(SUPPLIED RECORDS):
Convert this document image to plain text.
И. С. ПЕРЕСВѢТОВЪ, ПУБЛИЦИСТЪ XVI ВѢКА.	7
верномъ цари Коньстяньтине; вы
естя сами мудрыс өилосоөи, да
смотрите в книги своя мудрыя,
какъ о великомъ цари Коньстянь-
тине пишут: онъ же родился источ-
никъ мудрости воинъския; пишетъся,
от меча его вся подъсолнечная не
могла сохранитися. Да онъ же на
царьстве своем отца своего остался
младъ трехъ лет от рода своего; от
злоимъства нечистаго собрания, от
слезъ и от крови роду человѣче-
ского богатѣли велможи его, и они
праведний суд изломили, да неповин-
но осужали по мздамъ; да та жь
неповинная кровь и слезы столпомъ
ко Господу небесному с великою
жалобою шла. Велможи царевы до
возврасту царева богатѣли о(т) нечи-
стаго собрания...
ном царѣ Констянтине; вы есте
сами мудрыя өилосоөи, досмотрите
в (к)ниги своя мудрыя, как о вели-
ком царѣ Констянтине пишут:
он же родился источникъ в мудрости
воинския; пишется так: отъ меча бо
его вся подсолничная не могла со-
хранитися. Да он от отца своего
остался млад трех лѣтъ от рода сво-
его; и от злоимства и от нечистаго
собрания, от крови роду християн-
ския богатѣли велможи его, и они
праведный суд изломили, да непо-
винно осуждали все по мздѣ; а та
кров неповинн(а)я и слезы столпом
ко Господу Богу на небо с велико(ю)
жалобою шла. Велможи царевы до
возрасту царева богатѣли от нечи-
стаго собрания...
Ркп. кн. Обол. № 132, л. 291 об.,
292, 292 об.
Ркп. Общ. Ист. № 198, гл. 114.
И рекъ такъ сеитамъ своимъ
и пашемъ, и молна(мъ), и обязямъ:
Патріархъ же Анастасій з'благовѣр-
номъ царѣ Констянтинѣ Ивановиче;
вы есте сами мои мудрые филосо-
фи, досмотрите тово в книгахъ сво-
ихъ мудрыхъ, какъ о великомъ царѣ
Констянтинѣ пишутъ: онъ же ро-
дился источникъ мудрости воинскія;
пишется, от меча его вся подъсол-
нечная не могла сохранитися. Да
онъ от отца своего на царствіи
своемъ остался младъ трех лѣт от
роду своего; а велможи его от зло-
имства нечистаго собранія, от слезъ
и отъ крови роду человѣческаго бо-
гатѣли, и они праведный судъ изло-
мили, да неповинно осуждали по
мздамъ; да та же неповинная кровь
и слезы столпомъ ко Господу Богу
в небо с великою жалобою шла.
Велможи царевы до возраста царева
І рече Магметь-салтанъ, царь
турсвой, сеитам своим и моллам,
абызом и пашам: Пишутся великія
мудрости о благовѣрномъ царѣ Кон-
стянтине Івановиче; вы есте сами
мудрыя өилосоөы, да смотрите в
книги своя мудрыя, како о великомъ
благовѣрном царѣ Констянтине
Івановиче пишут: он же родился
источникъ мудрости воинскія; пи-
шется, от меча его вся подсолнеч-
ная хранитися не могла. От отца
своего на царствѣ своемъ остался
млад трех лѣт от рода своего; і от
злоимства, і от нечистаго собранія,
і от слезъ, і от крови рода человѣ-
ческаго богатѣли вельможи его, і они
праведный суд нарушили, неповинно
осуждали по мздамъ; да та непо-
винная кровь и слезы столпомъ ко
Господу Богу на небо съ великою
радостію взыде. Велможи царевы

(PROBLEM DESCRIPTION):
Your task is to collect every line above that contains the word "великою".

(RESULT OF THE EXERCISE):
ко Господу небесному с великою
в небо с великою жалобою шла.
Господу Богу на небо съ великою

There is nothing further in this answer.